**What you are asked to do:**
Your task is to reproduce the entries below word for word.
#### Record list ####
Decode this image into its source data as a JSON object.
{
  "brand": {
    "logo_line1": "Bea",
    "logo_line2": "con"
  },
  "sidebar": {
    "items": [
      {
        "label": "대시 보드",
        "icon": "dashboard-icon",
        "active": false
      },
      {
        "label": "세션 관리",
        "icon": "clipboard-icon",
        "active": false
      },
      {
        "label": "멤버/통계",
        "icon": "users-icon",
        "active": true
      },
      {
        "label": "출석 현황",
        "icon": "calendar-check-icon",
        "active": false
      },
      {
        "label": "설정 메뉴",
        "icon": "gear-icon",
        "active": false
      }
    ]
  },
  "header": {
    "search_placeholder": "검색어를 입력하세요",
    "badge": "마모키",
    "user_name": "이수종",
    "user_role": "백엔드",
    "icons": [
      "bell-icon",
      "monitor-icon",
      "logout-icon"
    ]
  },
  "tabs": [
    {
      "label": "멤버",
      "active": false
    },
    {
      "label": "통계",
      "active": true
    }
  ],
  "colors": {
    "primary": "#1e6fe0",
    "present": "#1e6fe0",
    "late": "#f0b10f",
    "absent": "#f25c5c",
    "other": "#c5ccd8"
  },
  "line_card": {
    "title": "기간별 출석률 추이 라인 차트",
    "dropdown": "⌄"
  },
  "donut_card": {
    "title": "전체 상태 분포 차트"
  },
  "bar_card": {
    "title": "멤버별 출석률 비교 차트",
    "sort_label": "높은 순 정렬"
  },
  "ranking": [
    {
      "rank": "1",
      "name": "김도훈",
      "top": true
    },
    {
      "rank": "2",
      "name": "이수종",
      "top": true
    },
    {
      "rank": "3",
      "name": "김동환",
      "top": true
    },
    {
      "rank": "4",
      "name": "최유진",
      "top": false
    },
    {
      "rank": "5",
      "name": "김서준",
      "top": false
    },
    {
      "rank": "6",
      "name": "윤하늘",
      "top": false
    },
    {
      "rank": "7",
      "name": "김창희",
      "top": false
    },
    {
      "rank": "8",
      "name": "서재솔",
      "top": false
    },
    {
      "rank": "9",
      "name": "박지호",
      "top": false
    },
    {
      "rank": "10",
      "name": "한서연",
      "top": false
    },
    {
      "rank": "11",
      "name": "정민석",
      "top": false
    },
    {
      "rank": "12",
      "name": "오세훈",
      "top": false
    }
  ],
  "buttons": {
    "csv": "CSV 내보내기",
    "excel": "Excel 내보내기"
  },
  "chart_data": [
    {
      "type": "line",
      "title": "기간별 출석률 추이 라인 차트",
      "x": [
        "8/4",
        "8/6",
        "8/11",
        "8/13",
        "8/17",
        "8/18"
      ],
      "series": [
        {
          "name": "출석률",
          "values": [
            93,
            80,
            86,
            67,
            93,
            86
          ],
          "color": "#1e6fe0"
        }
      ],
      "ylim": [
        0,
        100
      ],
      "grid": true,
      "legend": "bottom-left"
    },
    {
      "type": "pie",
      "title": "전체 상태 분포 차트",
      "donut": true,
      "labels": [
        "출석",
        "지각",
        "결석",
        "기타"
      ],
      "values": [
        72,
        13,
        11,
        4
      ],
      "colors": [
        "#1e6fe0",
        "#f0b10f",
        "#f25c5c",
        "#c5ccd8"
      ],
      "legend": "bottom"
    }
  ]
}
####
**Response below:**
Decode this image into its source data as a JSON object.
{
  "brand": {
    "logo_line1": "Bea",
    "logo_line2": "con"
  },
  "sidebar": {
    "items": [
      {
        "label": "대시 보드",
        "icon": "dashboard-icon",
        "active": false
      },
      {
        "label": "세션 관리",
        "icon": "clipboard-icon",
        "active": false
      },
      {
        "label": "멤버/통계",
        "icon": "users-icon",
        "active": true
      },
      {
        "label": "출석 현황",
        "icon": "calendar-check-icon",
        "active": false
      },
      {
        "label": "설정 메뉴",
        "icon": "gear-icon",
        "active": false
      }
    ]
  },
  "header": {
    "search_placeholder": "검색어를 입력하세요",
    "badge": "마모키",
    "user_name": "이수종",
    "user_role": "백엔드",
    "icons": [
      "bell-icon",
      "monitor-icon",
      "logout-icon"
    ]
  },
  "tabs": [
    {
      "label": "멤버",
      "active": false
    },
    {
      "label": "통계",
      "active": true
    }
  ],
  "colors": {
    "primary": "#1e6fe0",
    "present": "#1e6fe0",
    "late": "#f0b10f",
    "absent": "#f25c5c",
    "other": "#c5ccd8"
  },
  "line_card": {
    "title": "기간별 출석률 추이 라인 차트",
    "dropdown": "⌄"
  },
  "donut_card": {
    "title": "전체 상태 분포 차트"
  },
  "bar_card": {
    "title": "멤버별 출석률 비교 차트",
    "sort_label": "높은 순 정렬"
  },
  "ranking": [
    {
      "rank": "1",
      "name": "김도훈",
      "top": true
    },
    {
      "rank": "2",
      "name": "이수종",
      "top": true
    },
    {
      "rank": "3",
      "name": "김동환",
      "top": true
    },
    {
      "rank": "4",
      "name": "최유진",
      "top": false
    },
    {
      "rank": "5",
      "name": "김서준",
      "top": false
    },
    {
      "rank": "6",
      "name": "윤하늘",
      "top": false
    },
    {
      "rank": "7",
      "name": "김창희",
      "top": false
    },
    {
      "rank": "8",
      "name": "서재솔",
      "top": false
    },
    {
      "rank": "9",
      "name": "박지호",
      "top": false
    },
    {
      "rank": "10",
      "name": "한서연",
      "top": false
    },
    {
      "rank": "11",
      "name": "정민석",
      "top": false
    },
    {
      "rank": "12",
      "name": "오세훈",
      "top": false
    }
  ],
  "buttons": {
    "csv": "CSV 내보내기",
    "excel": "Excel 내보내기"
  },
  "chart_data": [
    {
      "type": "line",
      "title": "기간별 출석률 추이 라인 차트",
      "x": [
        "8/4",
        "8/6",
        "8/11",
        "8/13",
        "8/17",
        "8/18"
      ],
      "series": [
        {
          "name": "출석률",
          "values": [
            93,
            80,
            86,
            67,
            93,
            86
          ],
          "color": "#1e6fe0"
        }
      ],
      "ylim": [
        0,
        100
      ],
      "grid": true,
      "legend": "bottom-left"
    },
    {
      "type": "pie",
      "title": "전체 상태 분포 차트",
      "donut": true,
      "labels": [
        "출석",
        "지각",
        "결석",
        "기타"
      ],
      "values": [
        72,
        13,
        11,
        4
      ],
      "colors": [
        "#1e6fe0",
        "#f0b10f",
        "#f25c5c",
        "#c5ccd8"
      ],
      "legend": "bottom"
    }
  ]
}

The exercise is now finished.